=== Task instructions ===
Find and return each line containing "کشور".
[START OF Provided records]
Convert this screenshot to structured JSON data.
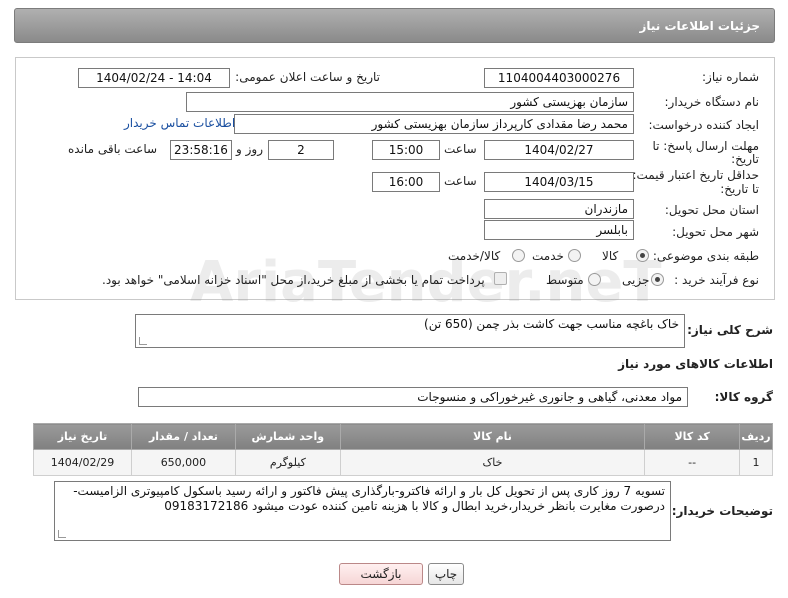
{
  "header": {
    "title": "جزئیات اطلاعات نیاز"
  },
  "form": {
    "need_number_label": "شماره نیاز:",
    "need_number": "1104004403000276",
    "announce_label": "تاریخ و ساعت اعلان عمومی:",
    "announce_value": "1404/02/24 - 14:04",
    "buyer_org_label": "نام دستگاه خریدار:",
    "buyer_org": "سازمان بهزیستی کشور",
    "creator_label": "ایجاد کننده درخواست:",
    "creator": "محمد رضا  مقدادی کارپرداز سازمان بهزیستی کشور",
    "contact_link": "اطلاعات تماس خریدار",
    "deadline_label_1": "مهلت ارسال پاسخ: تا",
    "deadline_label_2": "تاریخ:",
    "deadline_date": "1404/02/27",
    "time_label": "ساعت",
    "deadline_time": "15:00",
    "days_value": "2",
    "days_label": "روز و",
    "remaining_value": "23:58:16",
    "remaining_label": "ساعت باقی مانده",
    "validity_label_1": "حداقل تاریخ اعتبار قیمت:",
    "validity_label_2": "تا تاریخ:",
    "validity_date": "1404/03/15",
    "validity_time": "16:00",
    "province_label": "استان محل تحویل:",
    "province": "مازندران",
    "city_label": "شهر محل تحویل:",
    "city": "بابلسر",
    "category_label": "طبقه بندی موضوعی:",
    "category_options": [
      "کالا",
      "خدمت",
      "کالا/خدمت"
    ],
    "process_label": "نوع فرآیند خرید :",
    "process_options": [
      "جزیی",
      "متوسط"
    ],
    "payment_note": "پرداخت تمام یا بخشی از مبلغ خرید،از محل \"اسناد خزانه اسلامی\" خواهد بود."
  },
  "description": {
    "label": "شرح کلی نیاز:",
    "value": "خاک باغچه مناسب جهت کاشت بذر چمن (650 تن)"
  },
  "goods": {
    "section_title": "اطلاعات کالاهای مورد نیاز",
    "group_label": "گروه کالا:",
    "group_value": "مواد معدنی، گیاهی و جانوری غیرخوراکی و منسوجات",
    "columns": [
      "ردیف",
      "کد کالا",
      "نام کالا",
      "واحد شمارش",
      "تعداد / مقدار",
      "تاریخ نیاز"
    ],
    "rows": [
      [
        "1",
        "--",
        "خاک",
        "کیلوگرم",
        "650,000",
        "1404/02/29"
      ]
    ]
  },
  "buyer_notes": {
    "label": "توضیحات خریدار:",
    "value": "تسویه 7 روز کاری پس از تحویل کل بار و ارائه فاکترو-بارگذاری پیش فاکتور و ارائه رسید باسکول کامپیوتری الزامیست-درصورت مغایرت بانظر خریدار،خرید ابطال و کالا با هزینه تامین کننده عودت میشود 09183172186"
  },
  "buttons": {
    "print": "چاپ",
    "back": "بازگشت"
  },
  "watermark": "AriaTender.neT"
}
[END OF Provided records]
=== Written answer ===
    "buyer_org": "سازمان بهزیستی کشور",
    "creator": "محمد رضا  مقدادی کارپرداز سازمان بهزیستی کشور",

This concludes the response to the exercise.